Will you quote all of the entries, word for word?

"""

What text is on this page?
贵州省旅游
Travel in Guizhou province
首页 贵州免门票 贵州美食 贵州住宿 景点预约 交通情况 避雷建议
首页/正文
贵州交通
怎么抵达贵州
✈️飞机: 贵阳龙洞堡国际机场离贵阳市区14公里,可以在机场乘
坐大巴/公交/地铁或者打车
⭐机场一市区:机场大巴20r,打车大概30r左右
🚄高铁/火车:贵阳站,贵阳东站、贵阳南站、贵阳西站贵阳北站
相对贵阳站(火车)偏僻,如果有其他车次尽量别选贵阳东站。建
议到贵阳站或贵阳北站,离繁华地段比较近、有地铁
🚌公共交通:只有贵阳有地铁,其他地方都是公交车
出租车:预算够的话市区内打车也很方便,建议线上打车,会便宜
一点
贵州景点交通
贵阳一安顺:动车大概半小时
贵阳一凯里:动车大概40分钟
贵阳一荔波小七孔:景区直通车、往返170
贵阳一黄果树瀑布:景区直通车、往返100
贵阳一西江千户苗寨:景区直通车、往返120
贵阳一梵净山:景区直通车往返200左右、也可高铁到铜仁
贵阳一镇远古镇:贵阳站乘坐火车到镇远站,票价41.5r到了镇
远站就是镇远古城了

"""

The response:
What text is on this page?
贵州省旅游
Travel in Guizhou province
首页 贵州免门票 贵州美食 贵州住宿 景点预约 交通情况 避雷建议
首页/正文
贵州交通
怎么抵达贵州
✈️飞机: 贵阳龙洞堡国际机场离贵阳市区14公里,可以在机场乘
坐大巴/公交/地铁或者打车
⭐机场一市区:机场大巴20r,打车大概30r左右
🚄高铁/火车:贵阳站,贵阳东站、贵阳南站、贵阳西站贵阳北站
相对贵阳站(火车)偏僻,如果有其他车次尽量别选贵阳东站。建
议到贵阳站或贵阳北站,离繁华地段比较近、有地铁
🚌公共交通:只有贵阳有地铁,其他地方都是公交车
出租车:预算够的话市区内打车也很方便,建议线上打车,会便宜
一点
贵州景点交通
贵阳一安顺:动车大概半小时
贵阳一凯里:动车大概40分钟
贵阳一荔波小七孔:景区直通车、往返170
贵阳一黄果树瀑布:景区直通车、往返100
贵阳一西江千户苗寨:景区直通车、往返120
贵阳一梵净山:景区直通车往返200左右、也可高铁到铜仁
贵阳一镇远古镇:贵阳站乘坐火车到镇远站,票价41.5r到了镇
远站就是镇远古城了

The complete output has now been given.